── INFORMATION PROVIDED ──

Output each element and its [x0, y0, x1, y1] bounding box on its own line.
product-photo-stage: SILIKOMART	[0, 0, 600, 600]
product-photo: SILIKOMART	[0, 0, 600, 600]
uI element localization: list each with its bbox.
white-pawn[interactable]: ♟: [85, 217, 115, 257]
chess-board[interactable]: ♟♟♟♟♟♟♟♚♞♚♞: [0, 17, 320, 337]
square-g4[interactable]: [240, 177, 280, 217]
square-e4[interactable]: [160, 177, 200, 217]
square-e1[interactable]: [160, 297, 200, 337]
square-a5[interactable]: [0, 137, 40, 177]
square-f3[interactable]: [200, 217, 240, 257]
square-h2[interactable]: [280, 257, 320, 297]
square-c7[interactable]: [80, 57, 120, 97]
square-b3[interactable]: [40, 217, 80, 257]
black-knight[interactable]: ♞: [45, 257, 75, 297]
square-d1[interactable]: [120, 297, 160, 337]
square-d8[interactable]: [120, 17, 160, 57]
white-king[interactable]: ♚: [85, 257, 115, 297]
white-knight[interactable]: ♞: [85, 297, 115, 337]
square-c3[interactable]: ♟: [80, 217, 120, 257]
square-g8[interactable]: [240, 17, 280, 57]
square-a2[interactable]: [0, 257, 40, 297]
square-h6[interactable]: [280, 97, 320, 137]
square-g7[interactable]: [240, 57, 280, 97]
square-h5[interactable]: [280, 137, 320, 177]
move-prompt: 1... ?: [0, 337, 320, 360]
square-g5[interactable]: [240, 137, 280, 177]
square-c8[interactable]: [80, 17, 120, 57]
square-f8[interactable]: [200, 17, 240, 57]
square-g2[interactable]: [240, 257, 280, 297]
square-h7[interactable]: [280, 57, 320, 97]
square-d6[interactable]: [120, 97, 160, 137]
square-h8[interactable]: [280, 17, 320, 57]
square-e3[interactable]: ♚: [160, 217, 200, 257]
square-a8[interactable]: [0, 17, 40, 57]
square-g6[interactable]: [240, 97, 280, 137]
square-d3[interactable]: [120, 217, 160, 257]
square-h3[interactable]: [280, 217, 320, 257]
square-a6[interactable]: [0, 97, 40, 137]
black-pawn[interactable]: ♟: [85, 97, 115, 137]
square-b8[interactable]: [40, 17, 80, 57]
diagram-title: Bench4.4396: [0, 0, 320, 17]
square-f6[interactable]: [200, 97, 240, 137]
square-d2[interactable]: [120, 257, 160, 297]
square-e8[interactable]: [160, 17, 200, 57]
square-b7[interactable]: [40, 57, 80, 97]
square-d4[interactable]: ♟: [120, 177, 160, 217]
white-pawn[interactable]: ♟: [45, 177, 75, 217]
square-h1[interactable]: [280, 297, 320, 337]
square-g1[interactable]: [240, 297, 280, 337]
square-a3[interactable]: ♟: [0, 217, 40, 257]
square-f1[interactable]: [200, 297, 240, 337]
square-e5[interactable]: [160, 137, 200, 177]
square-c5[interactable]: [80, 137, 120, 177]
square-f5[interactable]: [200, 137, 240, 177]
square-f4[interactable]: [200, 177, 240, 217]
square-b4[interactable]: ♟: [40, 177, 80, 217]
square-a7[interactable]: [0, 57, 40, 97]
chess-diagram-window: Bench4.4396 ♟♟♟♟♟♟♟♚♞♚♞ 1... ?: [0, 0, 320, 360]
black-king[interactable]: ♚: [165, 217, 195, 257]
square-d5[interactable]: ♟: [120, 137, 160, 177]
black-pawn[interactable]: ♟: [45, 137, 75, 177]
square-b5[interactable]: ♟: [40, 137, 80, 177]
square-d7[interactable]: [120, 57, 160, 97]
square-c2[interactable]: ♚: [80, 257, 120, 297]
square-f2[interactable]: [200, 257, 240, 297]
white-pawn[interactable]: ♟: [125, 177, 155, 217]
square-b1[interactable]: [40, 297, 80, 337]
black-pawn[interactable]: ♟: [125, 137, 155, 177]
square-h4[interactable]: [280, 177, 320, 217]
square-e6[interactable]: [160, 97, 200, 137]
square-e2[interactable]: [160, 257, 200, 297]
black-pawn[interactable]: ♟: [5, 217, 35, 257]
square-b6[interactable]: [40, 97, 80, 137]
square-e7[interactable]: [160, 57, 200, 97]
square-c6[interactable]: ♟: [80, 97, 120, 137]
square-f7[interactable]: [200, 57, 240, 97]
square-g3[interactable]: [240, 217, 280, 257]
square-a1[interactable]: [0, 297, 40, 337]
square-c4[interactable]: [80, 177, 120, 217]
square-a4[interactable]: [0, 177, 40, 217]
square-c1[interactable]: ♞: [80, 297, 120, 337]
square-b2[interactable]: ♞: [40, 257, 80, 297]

───

WHAT THE EXERCISE ASKS. Reproduce the entire listing above line for line, without altering any character or the order of the lines.

RESPONSE BELOW.
Output each element and its [x0, y0, x1, y1] bounding box on its own line.
product-photo-stage: SILIKOMART	[0, 0, 600, 600]
product-photo: SILIKOMART	[0, 0, 600, 600]
uI element localization: list each with its bbox.
white-pawn[interactable]: ♟: [85, 217, 115, 257]
chess-board[interactable]: ♟♟♟♟♟♟♟♚♞♚♞: [0, 17, 320, 337]
square-g4[interactable]: [240, 177, 280, 217]
square-e4[interactable]: [160, 177, 200, 217]
square-e1[interactable]: [160, 297, 200, 337]
square-a5[interactable]: [0, 137, 40, 177]
square-f3[interactable]: [200, 217, 240, 257]
square-h2[interactable]: [280, 257, 320, 297]
square-c7[interactable]: [80, 57, 120, 97]
square-b3[interactable]: [40, 217, 80, 257]
black-knight[interactable]: ♞: [45, 257, 75, 297]
square-d1[interactable]: [120, 297, 160, 337]
square-d8[interactable]: [120, 17, 160, 57]
white-king[interactable]: ♚: [85, 257, 115, 297]
white-knight[interactable]: ♞: [85, 297, 115, 337]
square-c3[interactable]: ♟: [80, 217, 120, 257]
square-g8[interactable]: [240, 17, 280, 57]
square-a2[interactable]: [0, 257, 40, 297]
square-h6[interactable]: [280, 97, 320, 137]
square-g7[interactable]: [240, 57, 280, 97]
square-h5[interactable]: [280, 137, 320, 177]
move-prompt: 1... ?: [0, 337, 320, 360]
square-g5[interactable]: [240, 137, 280, 177]
square-c8[interactable]: [80, 17, 120, 57]
square-f8[interactable]: [200, 17, 240, 57]
square-g2[interactable]: [240, 257, 280, 297]
square-h7[interactable]: [280, 57, 320, 97]
square-d6[interactable]: [120, 97, 160, 137]
square-h8[interactable]: [280, 17, 320, 57]
square-e3[interactable]: ♚: [160, 217, 200, 257]
square-a8[interactable]: [0, 17, 40, 57]
square-g6[interactable]: [240, 97, 280, 137]
square-d3[interactable]: [120, 217, 160, 257]
square-h3[interactable]: [280, 217, 320, 257]
square-a6[interactable]: [0, 97, 40, 137]
black-pawn[interactable]: ♟: [85, 97, 115, 137]
square-b8[interactable]: [40, 17, 80, 57]
diagram-title: Bench4.4396: [0, 0, 320, 17]
square-f6[interactable]: [200, 97, 240, 137]
square-d2[interactable]: [120, 257, 160, 297]
square-e8[interactable]: [160, 17, 200, 57]
square-b7[interactable]: [40, 57, 80, 97]
square-d4[interactable]: ♟: [120, 177, 160, 217]
white-pawn[interactable]: ♟: [45, 177, 75, 217]
square-h1[interactable]: [280, 297, 320, 337]
square-g1[interactable]: [240, 297, 280, 337]
square-a3[interactable]: ♟: [0, 217, 40, 257]
square-f1[interactable]: [200, 297, 240, 337]
square-e5[interactable]: [160, 137, 200, 177]
square-c5[interactable]: [80, 137, 120, 177]
square-f5[interactable]: [200, 137, 240, 177]
square-f4[interactable]: [200, 177, 240, 217]
square-b4[interactable]: ♟: [40, 177, 80, 217]
square-a7[interactable]: [0, 57, 40, 97]
chess-diagram-window: Bench4.4396 ♟♟♟♟♟♟♟♚♞♚♞ 1... ?: [0, 0, 320, 360]
black-king[interactable]: ♚: [165, 217, 195, 257]
square-d5[interactable]: ♟: [120, 137, 160, 177]
black-pawn[interactable]: ♟: [45, 137, 75, 177]
square-b5[interactable]: ♟: [40, 137, 80, 177]
square-d7[interactable]: [120, 57, 160, 97]
square-c2[interactable]: ♚: [80, 257, 120, 297]
square-f2[interactable]: [200, 257, 240, 297]
white-pawn[interactable]: ♟: [125, 177, 155, 217]
square-b1[interactable]: [40, 297, 80, 337]
black-pawn[interactable]: ♟: [125, 137, 155, 177]
square-h4[interactable]: [280, 177, 320, 217]
square-e6[interactable]: [160, 97, 200, 137]
square-e2[interactable]: [160, 257, 200, 297]
black-pawn[interactable]: ♟: [5, 217, 35, 257]
square-b6[interactable]: [40, 97, 80, 137]
square-e7[interactable]: [160, 57, 200, 97]
square-c6[interactable]: ♟: [80, 97, 120, 137]
square-f7[interactable]: [200, 57, 240, 97]
square-g3[interactable]: [240, 217, 280, 257]
square-a1[interactable]: [0, 297, 40, 337]
square-c4[interactable]: [80, 177, 120, 217]
square-a4[interactable]: [0, 177, 40, 217]
square-c1[interactable]: ♞: [80, 297, 120, 337]
square-b2[interactable]: ♞: [40, 257, 80, 297]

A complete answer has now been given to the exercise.